— INSTRUCTION —
Copy all lines holding the word "hydrate" from the entries.

— DATA RECORDS —
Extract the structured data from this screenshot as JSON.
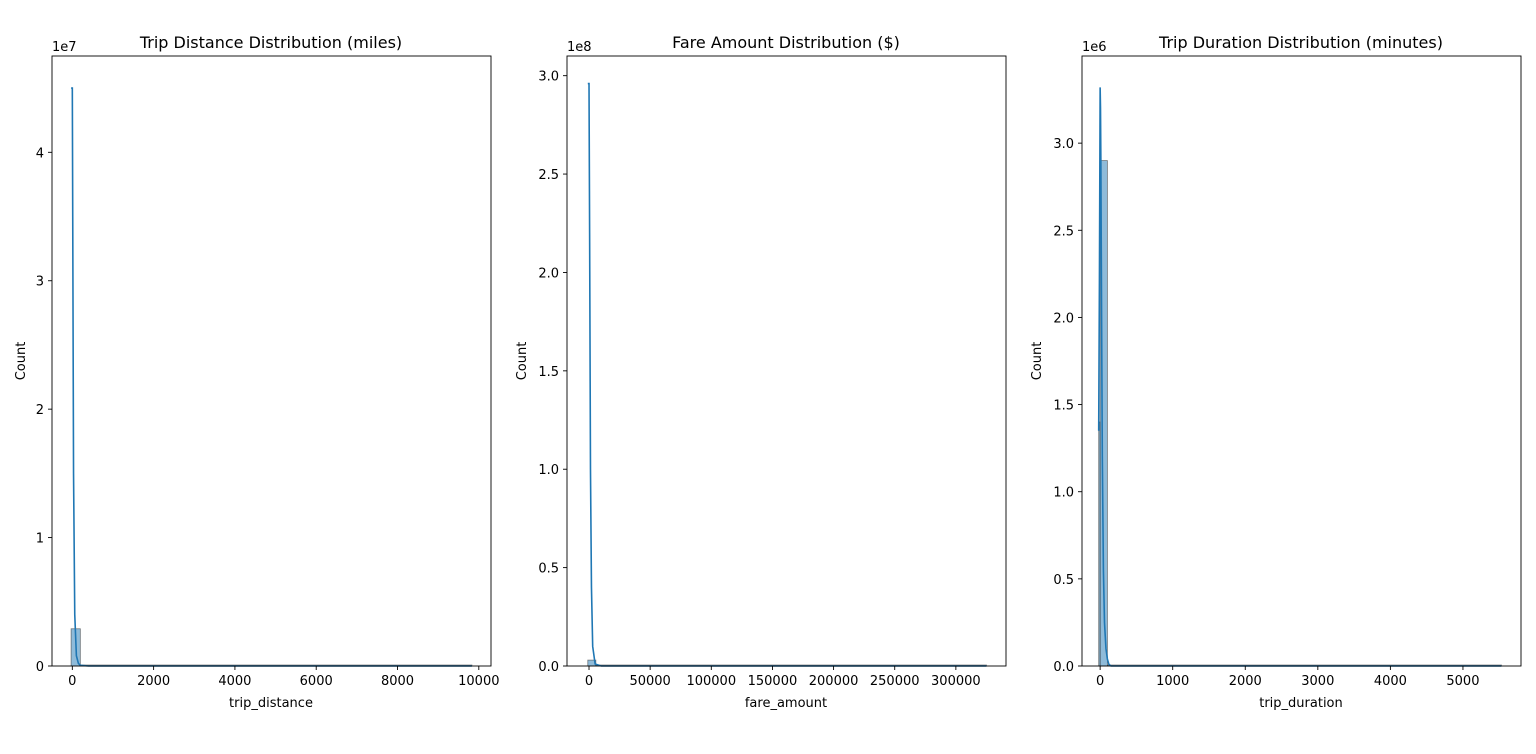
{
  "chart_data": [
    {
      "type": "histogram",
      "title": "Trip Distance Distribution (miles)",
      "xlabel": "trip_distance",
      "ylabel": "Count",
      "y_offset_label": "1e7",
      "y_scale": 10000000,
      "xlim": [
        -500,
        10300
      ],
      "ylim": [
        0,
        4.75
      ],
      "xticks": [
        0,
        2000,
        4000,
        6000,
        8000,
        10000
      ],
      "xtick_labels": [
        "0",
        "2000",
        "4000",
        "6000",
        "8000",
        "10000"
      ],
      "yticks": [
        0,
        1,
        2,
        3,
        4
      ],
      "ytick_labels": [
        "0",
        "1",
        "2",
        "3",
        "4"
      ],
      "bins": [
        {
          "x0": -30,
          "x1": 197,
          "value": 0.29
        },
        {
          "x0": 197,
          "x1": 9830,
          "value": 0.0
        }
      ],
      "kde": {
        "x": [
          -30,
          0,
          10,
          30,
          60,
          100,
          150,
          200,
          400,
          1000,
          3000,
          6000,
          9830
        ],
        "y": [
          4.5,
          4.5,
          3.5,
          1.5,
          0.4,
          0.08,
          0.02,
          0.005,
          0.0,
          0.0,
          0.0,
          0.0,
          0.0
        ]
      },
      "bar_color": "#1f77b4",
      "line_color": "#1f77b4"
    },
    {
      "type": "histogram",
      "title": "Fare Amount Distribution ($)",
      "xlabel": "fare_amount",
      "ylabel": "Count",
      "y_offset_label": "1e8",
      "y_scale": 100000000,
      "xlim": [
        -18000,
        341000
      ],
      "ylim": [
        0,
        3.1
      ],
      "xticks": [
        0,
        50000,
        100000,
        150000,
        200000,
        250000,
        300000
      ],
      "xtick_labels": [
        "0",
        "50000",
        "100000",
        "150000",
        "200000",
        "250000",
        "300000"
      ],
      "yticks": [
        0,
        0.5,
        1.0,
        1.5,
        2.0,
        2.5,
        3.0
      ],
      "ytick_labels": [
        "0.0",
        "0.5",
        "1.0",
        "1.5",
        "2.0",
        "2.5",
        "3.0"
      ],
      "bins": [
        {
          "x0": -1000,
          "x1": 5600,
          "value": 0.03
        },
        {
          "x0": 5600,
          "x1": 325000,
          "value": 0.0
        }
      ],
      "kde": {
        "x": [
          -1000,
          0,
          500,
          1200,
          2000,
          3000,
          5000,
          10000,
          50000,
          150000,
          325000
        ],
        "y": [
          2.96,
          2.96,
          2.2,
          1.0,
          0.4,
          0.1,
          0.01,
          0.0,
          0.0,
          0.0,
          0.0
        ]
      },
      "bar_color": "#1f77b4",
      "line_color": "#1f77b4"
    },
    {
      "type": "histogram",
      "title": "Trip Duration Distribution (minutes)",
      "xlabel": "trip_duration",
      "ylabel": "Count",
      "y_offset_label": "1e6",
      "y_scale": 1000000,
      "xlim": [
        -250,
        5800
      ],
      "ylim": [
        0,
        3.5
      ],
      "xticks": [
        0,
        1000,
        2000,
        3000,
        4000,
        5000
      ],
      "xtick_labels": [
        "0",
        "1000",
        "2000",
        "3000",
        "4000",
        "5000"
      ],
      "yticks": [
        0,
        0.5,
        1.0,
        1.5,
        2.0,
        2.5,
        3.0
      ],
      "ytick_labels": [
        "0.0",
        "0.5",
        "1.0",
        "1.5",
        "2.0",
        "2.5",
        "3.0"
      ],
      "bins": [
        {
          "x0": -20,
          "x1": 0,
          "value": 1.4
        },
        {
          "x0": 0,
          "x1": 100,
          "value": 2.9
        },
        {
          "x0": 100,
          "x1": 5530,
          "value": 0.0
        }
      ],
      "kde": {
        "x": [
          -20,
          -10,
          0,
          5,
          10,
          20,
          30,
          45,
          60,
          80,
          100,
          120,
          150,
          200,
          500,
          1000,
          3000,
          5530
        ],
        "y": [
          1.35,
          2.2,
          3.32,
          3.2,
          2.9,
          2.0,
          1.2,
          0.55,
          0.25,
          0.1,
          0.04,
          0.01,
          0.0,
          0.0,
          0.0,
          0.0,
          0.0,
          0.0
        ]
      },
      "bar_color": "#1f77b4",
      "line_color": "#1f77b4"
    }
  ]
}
...
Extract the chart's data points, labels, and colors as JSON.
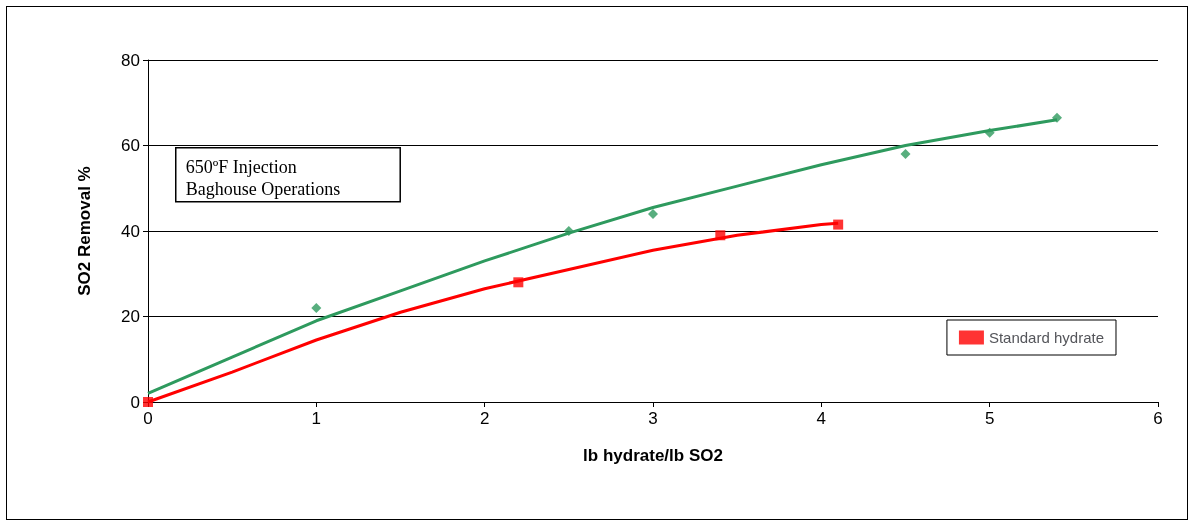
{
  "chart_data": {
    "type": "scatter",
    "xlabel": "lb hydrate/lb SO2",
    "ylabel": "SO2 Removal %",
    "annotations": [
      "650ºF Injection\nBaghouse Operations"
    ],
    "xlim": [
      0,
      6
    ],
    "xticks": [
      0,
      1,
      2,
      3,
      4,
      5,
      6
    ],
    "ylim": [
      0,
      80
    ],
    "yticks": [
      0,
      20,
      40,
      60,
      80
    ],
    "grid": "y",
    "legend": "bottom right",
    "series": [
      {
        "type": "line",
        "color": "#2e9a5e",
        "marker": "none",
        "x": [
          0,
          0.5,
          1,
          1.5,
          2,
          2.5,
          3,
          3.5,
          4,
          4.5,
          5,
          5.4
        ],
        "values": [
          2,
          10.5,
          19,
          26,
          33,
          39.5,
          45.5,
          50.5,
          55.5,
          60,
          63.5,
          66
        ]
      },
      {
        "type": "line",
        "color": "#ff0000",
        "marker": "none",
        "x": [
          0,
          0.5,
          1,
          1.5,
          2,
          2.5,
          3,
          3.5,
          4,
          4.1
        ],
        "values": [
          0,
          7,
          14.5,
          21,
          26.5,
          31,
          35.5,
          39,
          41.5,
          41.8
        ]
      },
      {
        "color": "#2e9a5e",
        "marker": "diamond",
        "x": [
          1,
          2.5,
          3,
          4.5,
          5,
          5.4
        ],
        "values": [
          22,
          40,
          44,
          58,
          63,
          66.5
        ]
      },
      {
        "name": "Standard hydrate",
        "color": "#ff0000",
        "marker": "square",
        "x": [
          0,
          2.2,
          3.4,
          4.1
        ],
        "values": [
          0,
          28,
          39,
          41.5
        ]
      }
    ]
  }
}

— OUTPUT FOR THIS EXERCISE —
    "xlabel": "lb hydrate/lb SO2",
        "name": "Standard hydrate",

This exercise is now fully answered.